Short task: Quote the listing in full, exactly as given, minus any pictures.
++++
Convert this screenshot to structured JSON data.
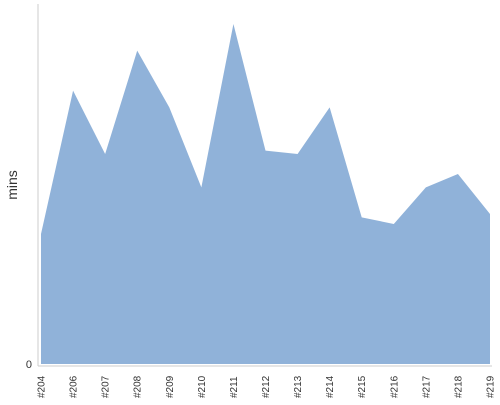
{
  "chart_data": {
    "type": "area",
    "categories": [
      "#204",
      "#206",
      "#207",
      "#208",
      "#209",
      "#210",
      "#211",
      "#212",
      "#213",
      "#214",
      "#215",
      "#216",
      "#217",
      "#218",
      "#219"
    ],
    "series": [
      {
        "values": [
          39,
          82,
          63,
          94,
          77,
          53,
          102,
          64,
          63,
          77,
          44,
          42,
          53,
          57,
          45
        ]
      }
    ],
    "ylabel": "mins",
    "y_tick_labels": [
      "0"
    ],
    "ylim": [
      0,
      108
    ],
    "grid": false,
    "legend": "none",
    "colors": {
      "area_fill": "#90b2d9",
      "axis": "#cccccc",
      "text": "#333333"
    }
  }
}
++++
Exercise result:
Convert this screenshot to structured JSON data.
{
  "chart_data": {
    "type": "area",
    "categories": [
      "#204",
      "#206",
      "#207",
      "#208",
      "#209",
      "#210",
      "#211",
      "#212",
      "#213",
      "#214",
      "#215",
      "#216",
      "#217",
      "#218",
      "#219"
    ],
    "series": [
      {
        "values": [
          39,
          82,
          63,
          94,
          77,
          53,
          102,
          64,
          63,
          77,
          44,
          42,
          53,
          57,
          45
        ]
      }
    ],
    "ylabel": "mins",
    "y_tick_labels": [
      "0"
    ],
    "ylim": [
      0,
      108
    ],
    "grid": false,
    "legend": "none",
    "colors": {
      "area_fill": "#90b2d9",
      "axis": "#cccccc",
      "text": "#333333"
    }
  }
}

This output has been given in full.